- [Problem description]: From the listing below, extract each line containing the string "this".

--- START Supplied material ---

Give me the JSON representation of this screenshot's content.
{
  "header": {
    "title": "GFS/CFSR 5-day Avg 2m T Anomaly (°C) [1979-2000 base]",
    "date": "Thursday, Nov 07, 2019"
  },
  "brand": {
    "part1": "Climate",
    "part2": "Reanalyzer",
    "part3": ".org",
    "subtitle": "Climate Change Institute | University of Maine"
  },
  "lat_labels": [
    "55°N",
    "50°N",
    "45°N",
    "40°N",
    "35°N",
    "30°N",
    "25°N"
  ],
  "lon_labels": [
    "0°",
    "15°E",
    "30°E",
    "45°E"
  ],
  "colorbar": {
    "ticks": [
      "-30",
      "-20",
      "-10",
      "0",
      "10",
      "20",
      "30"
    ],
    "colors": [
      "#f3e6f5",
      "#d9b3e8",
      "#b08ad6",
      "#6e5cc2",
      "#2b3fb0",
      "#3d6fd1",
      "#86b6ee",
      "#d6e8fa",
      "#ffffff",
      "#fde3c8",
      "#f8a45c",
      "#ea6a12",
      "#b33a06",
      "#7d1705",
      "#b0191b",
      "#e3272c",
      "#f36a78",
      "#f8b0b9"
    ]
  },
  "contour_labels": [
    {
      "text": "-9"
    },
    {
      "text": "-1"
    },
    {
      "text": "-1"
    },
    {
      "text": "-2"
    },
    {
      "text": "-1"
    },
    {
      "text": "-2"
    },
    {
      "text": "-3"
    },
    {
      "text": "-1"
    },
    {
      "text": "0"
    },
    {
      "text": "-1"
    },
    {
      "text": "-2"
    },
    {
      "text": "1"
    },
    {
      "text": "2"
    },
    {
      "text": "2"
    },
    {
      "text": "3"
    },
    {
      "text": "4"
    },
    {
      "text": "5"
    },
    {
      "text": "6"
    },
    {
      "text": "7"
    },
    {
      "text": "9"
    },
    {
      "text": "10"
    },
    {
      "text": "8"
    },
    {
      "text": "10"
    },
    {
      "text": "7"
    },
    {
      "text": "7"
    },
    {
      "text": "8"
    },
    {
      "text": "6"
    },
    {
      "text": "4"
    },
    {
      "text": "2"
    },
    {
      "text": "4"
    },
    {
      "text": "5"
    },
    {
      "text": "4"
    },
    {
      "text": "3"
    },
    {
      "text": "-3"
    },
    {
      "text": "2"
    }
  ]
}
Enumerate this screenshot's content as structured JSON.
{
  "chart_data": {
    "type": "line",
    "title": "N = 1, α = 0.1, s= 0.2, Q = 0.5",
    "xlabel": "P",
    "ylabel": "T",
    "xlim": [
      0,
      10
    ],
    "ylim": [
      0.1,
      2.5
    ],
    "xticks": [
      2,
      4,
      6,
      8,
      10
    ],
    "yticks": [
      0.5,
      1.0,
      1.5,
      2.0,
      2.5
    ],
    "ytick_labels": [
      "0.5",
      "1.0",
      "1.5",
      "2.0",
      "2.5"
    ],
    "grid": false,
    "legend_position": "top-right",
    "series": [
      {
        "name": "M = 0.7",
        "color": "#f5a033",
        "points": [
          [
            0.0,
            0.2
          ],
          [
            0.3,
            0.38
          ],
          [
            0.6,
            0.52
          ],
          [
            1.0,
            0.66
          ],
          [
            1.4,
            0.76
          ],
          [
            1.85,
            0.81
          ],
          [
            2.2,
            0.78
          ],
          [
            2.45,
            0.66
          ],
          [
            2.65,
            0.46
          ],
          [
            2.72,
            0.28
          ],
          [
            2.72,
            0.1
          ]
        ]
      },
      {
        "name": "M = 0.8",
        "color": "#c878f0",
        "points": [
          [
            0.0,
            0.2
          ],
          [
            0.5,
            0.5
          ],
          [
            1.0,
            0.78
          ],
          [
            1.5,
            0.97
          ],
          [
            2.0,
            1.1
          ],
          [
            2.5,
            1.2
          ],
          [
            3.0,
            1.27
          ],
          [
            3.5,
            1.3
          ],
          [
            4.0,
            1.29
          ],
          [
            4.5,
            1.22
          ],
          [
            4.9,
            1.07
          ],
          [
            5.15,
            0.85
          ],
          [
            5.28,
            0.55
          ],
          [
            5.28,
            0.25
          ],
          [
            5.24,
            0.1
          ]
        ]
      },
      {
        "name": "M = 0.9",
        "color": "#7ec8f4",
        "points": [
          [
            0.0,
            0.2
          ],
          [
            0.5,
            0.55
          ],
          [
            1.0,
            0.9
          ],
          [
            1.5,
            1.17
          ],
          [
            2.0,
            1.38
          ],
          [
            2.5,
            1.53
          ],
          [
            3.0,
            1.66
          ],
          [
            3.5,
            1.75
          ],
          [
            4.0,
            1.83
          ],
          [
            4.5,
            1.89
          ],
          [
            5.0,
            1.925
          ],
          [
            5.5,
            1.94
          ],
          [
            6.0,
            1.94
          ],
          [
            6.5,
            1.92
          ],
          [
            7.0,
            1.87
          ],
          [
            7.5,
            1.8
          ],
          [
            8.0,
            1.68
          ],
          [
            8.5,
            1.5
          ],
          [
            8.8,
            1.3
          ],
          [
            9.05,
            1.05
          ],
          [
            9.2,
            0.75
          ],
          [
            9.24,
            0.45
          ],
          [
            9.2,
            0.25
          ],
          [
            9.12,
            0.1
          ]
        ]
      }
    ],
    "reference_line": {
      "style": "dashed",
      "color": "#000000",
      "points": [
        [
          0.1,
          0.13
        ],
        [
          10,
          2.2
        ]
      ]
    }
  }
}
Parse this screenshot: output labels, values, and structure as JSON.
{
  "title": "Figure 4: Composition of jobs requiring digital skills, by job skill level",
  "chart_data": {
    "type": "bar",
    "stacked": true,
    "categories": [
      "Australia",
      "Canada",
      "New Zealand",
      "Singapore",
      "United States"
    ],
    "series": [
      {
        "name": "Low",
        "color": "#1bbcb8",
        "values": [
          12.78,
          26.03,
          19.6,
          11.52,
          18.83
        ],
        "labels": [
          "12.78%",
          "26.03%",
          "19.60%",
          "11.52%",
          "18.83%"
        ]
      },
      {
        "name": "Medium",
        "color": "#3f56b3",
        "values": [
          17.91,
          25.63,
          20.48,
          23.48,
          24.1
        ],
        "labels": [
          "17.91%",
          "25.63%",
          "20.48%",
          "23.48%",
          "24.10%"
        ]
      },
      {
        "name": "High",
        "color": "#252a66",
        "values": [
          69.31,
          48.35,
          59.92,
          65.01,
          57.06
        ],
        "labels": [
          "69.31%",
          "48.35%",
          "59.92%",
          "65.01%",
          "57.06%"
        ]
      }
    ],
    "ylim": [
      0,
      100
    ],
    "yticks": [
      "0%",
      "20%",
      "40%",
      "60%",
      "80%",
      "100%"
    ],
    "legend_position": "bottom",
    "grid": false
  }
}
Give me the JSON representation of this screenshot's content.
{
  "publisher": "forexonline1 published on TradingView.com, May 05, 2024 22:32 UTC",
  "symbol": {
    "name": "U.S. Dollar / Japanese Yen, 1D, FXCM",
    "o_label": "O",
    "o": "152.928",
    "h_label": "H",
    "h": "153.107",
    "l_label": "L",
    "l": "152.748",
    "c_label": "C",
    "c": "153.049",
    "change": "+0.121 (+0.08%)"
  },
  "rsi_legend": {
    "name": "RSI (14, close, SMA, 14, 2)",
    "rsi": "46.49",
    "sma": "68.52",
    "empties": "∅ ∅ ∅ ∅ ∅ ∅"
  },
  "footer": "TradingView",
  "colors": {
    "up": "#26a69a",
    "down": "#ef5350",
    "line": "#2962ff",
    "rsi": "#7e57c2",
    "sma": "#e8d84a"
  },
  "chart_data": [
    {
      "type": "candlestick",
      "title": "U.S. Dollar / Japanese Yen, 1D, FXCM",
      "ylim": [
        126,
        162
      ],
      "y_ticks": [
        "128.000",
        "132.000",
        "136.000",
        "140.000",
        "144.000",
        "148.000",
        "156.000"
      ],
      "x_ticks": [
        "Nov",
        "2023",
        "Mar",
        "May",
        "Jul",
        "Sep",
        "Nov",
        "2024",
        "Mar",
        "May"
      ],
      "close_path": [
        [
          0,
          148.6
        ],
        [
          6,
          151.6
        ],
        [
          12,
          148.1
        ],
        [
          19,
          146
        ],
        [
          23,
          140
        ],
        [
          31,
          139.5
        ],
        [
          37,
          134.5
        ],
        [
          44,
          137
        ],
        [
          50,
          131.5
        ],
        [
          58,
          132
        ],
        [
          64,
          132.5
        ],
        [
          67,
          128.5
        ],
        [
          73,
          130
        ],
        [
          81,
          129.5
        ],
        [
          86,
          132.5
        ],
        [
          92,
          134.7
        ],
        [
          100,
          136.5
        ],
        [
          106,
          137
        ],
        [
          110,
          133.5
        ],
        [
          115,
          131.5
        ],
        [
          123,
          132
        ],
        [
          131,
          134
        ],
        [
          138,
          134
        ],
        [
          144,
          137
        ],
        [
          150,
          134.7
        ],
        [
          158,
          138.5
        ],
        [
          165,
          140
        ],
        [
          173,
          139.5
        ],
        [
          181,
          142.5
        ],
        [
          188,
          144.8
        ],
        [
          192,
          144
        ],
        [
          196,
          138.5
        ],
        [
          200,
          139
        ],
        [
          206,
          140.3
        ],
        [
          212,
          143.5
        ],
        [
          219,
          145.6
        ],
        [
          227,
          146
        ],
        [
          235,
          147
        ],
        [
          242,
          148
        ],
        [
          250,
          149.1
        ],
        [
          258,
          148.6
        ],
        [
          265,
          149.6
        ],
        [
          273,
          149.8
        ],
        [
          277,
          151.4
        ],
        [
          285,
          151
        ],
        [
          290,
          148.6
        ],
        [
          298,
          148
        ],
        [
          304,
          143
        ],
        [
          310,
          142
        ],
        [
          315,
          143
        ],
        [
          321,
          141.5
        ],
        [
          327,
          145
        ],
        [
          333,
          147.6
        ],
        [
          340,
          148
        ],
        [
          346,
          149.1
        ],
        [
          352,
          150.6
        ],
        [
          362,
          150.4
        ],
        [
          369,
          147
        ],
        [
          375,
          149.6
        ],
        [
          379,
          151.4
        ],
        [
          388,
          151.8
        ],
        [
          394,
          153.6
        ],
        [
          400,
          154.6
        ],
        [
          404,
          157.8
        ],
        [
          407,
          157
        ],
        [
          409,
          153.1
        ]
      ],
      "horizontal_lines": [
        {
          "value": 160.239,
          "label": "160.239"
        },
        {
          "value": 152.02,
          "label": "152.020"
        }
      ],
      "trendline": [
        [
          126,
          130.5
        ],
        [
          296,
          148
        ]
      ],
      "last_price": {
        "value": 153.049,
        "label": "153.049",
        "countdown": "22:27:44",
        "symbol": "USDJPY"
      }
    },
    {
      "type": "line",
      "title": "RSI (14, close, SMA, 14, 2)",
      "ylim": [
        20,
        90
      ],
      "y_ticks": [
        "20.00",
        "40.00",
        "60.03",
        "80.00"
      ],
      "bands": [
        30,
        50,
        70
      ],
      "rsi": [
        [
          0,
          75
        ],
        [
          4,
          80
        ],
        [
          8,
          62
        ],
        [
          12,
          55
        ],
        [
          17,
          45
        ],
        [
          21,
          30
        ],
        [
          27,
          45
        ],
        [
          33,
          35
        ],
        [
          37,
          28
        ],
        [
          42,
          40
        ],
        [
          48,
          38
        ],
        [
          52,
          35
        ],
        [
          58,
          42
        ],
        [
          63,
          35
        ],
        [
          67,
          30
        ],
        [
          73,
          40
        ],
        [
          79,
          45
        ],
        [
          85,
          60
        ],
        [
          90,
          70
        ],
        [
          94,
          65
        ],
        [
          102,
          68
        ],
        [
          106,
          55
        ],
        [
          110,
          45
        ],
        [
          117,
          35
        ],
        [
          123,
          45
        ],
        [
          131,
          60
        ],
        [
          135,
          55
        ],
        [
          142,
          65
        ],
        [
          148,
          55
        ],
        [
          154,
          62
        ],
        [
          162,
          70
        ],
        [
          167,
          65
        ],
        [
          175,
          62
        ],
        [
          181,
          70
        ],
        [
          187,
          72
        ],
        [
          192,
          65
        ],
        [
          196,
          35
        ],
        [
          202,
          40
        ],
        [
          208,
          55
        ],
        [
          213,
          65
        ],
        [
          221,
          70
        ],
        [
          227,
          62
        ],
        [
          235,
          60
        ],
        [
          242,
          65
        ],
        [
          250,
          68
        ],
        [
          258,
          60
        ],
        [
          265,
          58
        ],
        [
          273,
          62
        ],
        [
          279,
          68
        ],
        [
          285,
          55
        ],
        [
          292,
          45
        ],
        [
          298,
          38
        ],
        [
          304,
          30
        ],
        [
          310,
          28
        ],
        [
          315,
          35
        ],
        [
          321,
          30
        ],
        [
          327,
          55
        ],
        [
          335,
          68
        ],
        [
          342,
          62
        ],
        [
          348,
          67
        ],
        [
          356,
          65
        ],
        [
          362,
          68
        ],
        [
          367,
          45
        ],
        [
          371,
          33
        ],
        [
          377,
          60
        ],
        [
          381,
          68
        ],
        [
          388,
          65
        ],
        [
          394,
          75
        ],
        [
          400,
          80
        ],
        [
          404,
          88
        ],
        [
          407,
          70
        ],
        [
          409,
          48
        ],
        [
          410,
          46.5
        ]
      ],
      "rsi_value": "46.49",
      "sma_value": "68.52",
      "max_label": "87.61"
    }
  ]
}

--- END Supplied material ---

- [Reply]:
Give me the JSON representation of this screenshot's content.
Enumerate this screenshot's content as structured JSON.
Parse this screenshot: output labels, values, and structure as JSON.
Give me the JSON representation of this screenshot's content.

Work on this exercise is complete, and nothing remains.